━━━━━ The data ━━━━━
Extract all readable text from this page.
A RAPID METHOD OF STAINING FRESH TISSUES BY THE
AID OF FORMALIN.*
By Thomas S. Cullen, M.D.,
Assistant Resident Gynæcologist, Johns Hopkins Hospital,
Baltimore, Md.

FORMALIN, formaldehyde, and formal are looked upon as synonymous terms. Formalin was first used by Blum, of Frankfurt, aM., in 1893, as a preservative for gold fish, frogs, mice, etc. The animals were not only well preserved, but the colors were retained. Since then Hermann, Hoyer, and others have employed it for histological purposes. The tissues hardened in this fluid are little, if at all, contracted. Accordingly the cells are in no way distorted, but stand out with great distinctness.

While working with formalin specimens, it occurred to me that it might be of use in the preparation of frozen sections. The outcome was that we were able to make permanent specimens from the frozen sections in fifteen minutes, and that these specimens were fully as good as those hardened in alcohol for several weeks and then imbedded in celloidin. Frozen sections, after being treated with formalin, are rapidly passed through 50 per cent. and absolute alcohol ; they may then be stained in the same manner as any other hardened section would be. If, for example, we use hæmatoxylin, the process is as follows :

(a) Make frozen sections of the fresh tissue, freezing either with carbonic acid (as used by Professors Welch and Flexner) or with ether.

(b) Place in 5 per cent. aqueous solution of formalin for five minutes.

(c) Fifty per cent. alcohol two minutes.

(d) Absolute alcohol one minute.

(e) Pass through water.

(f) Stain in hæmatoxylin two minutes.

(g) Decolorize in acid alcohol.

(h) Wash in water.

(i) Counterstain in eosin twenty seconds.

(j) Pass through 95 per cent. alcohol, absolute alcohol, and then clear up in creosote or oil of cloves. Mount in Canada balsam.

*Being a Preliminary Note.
━━━━━
Task brief
A bare number is all that is asked for: the count of lines above that include "frozen".

Solution to this task
2